====== Records shown

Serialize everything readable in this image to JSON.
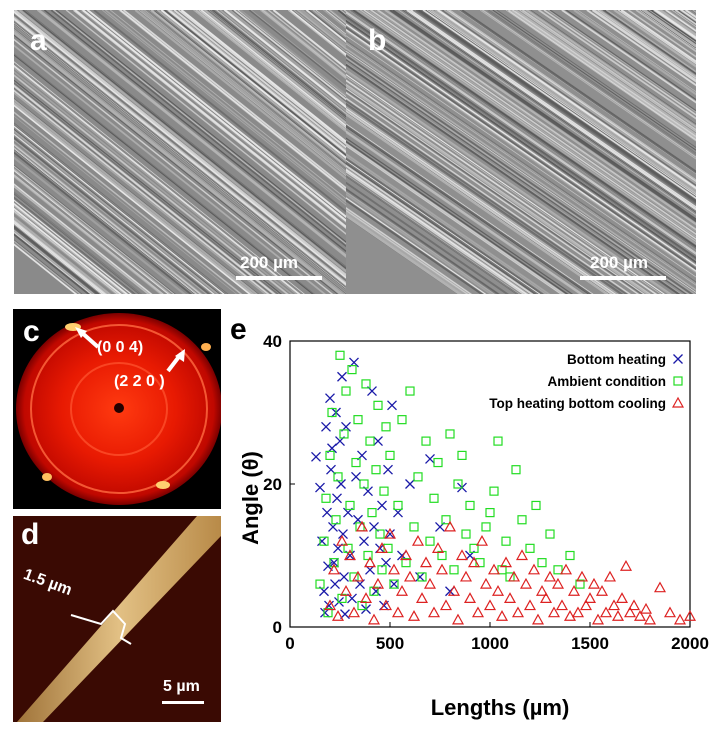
{
  "panels": {
    "a": {
      "label": "a",
      "scale_bar": "200 µm"
    },
    "b": {
      "label": "b",
      "scale_bar": "200 µm"
    },
    "c": {
      "label": "c",
      "annotations": [
        "(0 0 4)",
        "(2 2 0 )"
      ]
    },
    "d": {
      "label": "d",
      "width_annotation": "1.5 µm",
      "scale_bar": "5 µm"
    },
    "e": {
      "label": "e"
    }
  },
  "chart_data": {
    "type": "scatter",
    "xlabel": "Lengths (µm)",
    "ylabel": "Angle (θ)",
    "xlim": [
      0,
      2000
    ],
    "ylim": [
      0,
      40
    ],
    "xticks": [
      0,
      500,
      1000,
      1500,
      2000
    ],
    "yticks": [
      0,
      20,
      40
    ],
    "legend_position": "top-right",
    "series": [
      {
        "name": "Bottom heating",
        "marker": "x",
        "color": "#1a1aa8",
        "points": [
          [
            130,
            23.8
          ],
          [
            150,
            19.5
          ],
          [
            160,
            12
          ],
          [
            170,
            5
          ],
          [
            175,
            2
          ],
          [
            180,
            28
          ],
          [
            185,
            16
          ],
          [
            190,
            8.5
          ],
          [
            195,
            3
          ],
          [
            200,
            32
          ],
          [
            205,
            22
          ],
          [
            210,
            25
          ],
          [
            215,
            14
          ],
          [
            220,
            9
          ],
          [
            225,
            6
          ],
          [
            230,
            30
          ],
          [
            235,
            18
          ],
          [
            240,
            11
          ],
          [
            245,
            3.5
          ],
          [
            250,
            26
          ],
          [
            255,
            20
          ],
          [
            260,
            35
          ],
          [
            265,
            13
          ],
          [
            270,
            7
          ],
          [
            275,
            1.8
          ],
          [
            280,
            28
          ],
          [
            290,
            16
          ],
          [
            300,
            10
          ],
          [
            310,
            4
          ],
          [
            320,
            37
          ],
          [
            330,
            21
          ],
          [
            340,
            15
          ],
          [
            350,
            6
          ],
          [
            360,
            24
          ],
          [
            370,
            12
          ],
          [
            380,
            2.5
          ],
          [
            390,
            19
          ],
          [
            400,
            8
          ],
          [
            410,
            33
          ],
          [
            420,
            14
          ],
          [
            430,
            5
          ],
          [
            440,
            26
          ],
          [
            450,
            11
          ],
          [
            460,
            17
          ],
          [
            470,
            3
          ],
          [
            480,
            9
          ],
          [
            490,
            22
          ],
          [
            500,
            13
          ],
          [
            510,
            31
          ],
          [
            520,
            6
          ],
          [
            540,
            16
          ],
          [
            560,
            10
          ],
          [
            600,
            20
          ],
          [
            650,
            7
          ],
          [
            700,
            23.5
          ],
          [
            750,
            14
          ],
          [
            800,
            5
          ],
          [
            860,
            19.5
          ],
          [
            900,
            10
          ]
        ]
      },
      {
        "name": "Ambient condition",
        "marker": "square",
        "color": "#22dd22",
        "points": [
          [
            150,
            6
          ],
          [
            170,
            12
          ],
          [
            180,
            18
          ],
          [
            190,
            2
          ],
          [
            200,
            24
          ],
          [
            210,
            30
          ],
          [
            220,
            9
          ],
          [
            230,
            15
          ],
          [
            240,
            21
          ],
          [
            250,
            38
          ],
          [
            260,
            4
          ],
          [
            270,
            27
          ],
          [
            280,
            33
          ],
          [
            290,
            11
          ],
          [
            300,
            17
          ],
          [
            310,
            36
          ],
          [
            320,
            7
          ],
          [
            330,
            23
          ],
          [
            340,
            29
          ],
          [
            350,
            14
          ],
          [
            360,
            3
          ],
          [
            370,
            20
          ],
          [
            380,
            34
          ],
          [
            390,
            10
          ],
          [
            400,
            26
          ],
          [
            410,
            16
          ],
          [
            420,
            5
          ],
          [
            430,
            22
          ],
          [
            440,
            31
          ],
          [
            450,
            13
          ],
          [
            460,
            8
          ],
          [
            470,
            19
          ],
          [
            480,
            28
          ],
          [
            490,
            11
          ],
          [
            500,
            24
          ],
          [
            520,
            6
          ],
          [
            540,
            17
          ],
          [
            560,
            29
          ],
          [
            580,
            9
          ],
          [
            600,
            33
          ],
          [
            620,
            14
          ],
          [
            640,
            21
          ],
          [
            660,
            7
          ],
          [
            680,
            26
          ],
          [
            700,
            12
          ],
          [
            720,
            18
          ],
          [
            740,
            23
          ],
          [
            760,
            10
          ],
          [
            780,
            15
          ],
          [
            800,
            27
          ],
          [
            820,
            8
          ],
          [
            840,
            20
          ],
          [
            860,
            24
          ],
          [
            880,
            13
          ],
          [
            900,
            17
          ],
          [
            920,
            11
          ],
          [
            950,
            9
          ],
          [
            980,
            14
          ],
          [
            1000,
            16
          ],
          [
            1020,
            19
          ],
          [
            1040,
            26
          ],
          [
            1060,
            8
          ],
          [
            1080,
            12
          ],
          [
            1100,
            7
          ],
          [
            1130,
            22
          ],
          [
            1160,
            15
          ],
          [
            1200,
            11
          ],
          [
            1230,
            17
          ],
          [
            1260,
            9
          ],
          [
            1300,
            13
          ],
          [
            1340,
            8
          ],
          [
            1400,
            10
          ],
          [
            1450,
            6
          ]
        ]
      },
      {
        "name": "Top heating bottom cooling",
        "marker": "triangle",
        "color": "#dd2222",
        "points": [
          [
            200,
            3
          ],
          [
            220,
            8
          ],
          [
            240,
            1.5
          ],
          [
            260,
            12
          ],
          [
            280,
            5
          ],
          [
            300,
            10
          ],
          [
            320,
            2
          ],
          [
            340,
            7
          ],
          [
            360,
            14
          ],
          [
            380,
            4
          ],
          [
            400,
            9
          ],
          [
            420,
            1
          ],
          [
            440,
            6
          ],
          [
            460,
            11
          ],
          [
            480,
            3
          ],
          [
            500,
            13
          ],
          [
            520,
            8
          ],
          [
            540,
            2
          ],
          [
            560,
            5
          ],
          [
            580,
            10
          ],
          [
            600,
            7
          ],
          [
            620,
            1.5
          ],
          [
            640,
            12
          ],
          [
            660,
            4
          ],
          [
            680,
            9
          ],
          [
            700,
            6
          ],
          [
            720,
            2
          ],
          [
            740,
            11
          ],
          [
            760,
            8
          ],
          [
            780,
            3
          ],
          [
            800,
            14
          ],
          [
            820,
            5
          ],
          [
            840,
            1
          ],
          [
            860,
            10
          ],
          [
            880,
            7
          ],
          [
            900,
            4
          ],
          [
            920,
            9
          ],
          [
            940,
            2
          ],
          [
            960,
            12
          ],
          [
            980,
            6
          ],
          [
            1000,
            3
          ],
          [
            1020,
            8
          ],
          [
            1040,
            5
          ],
          [
            1060,
            1.5
          ],
          [
            1080,
            9
          ],
          [
            1100,
            4
          ],
          [
            1120,
            7
          ],
          [
            1140,
            2
          ],
          [
            1160,
            10
          ],
          [
            1180,
            6
          ],
          [
            1200,
            3
          ],
          [
            1220,
            8
          ],
          [
            1240,
            1
          ],
          [
            1260,
            5
          ],
          [
            1280,
            4
          ],
          [
            1300,
            7
          ],
          [
            1320,
            2
          ],
          [
            1340,
            6
          ],
          [
            1360,
            3
          ],
          [
            1380,
            8
          ],
          [
            1400,
            1.5
          ],
          [
            1420,
            5
          ],
          [
            1440,
            2
          ],
          [
            1460,
            7
          ],
          [
            1480,
            3
          ],
          [
            1500,
            4
          ],
          [
            1520,
            6
          ],
          [
            1540,
            1
          ],
          [
            1560,
            5
          ],
          [
            1580,
            2
          ],
          [
            1600,
            7
          ],
          [
            1620,
            3
          ],
          [
            1640,
            1.5
          ],
          [
            1660,
            4
          ],
          [
            1680,
            8.5
          ],
          [
            1700,
            2
          ],
          [
            1720,
            3
          ],
          [
            1750,
            1.5
          ],
          [
            1780,
            2.5
          ],
          [
            1800,
            1
          ],
          [
            1850,
            5.5
          ],
          [
            1900,
            2
          ],
          [
            1950,
            1
          ],
          [
            2000,
            1.5
          ]
        ]
      }
    ]
  }
}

============

Exercise:
Show the lines where the word "name" appears in the entries.

Output of the exercise:
        "name": "Bottom heating",
        "name": "Ambient condition",
        "name": "Top heating bottom cooling",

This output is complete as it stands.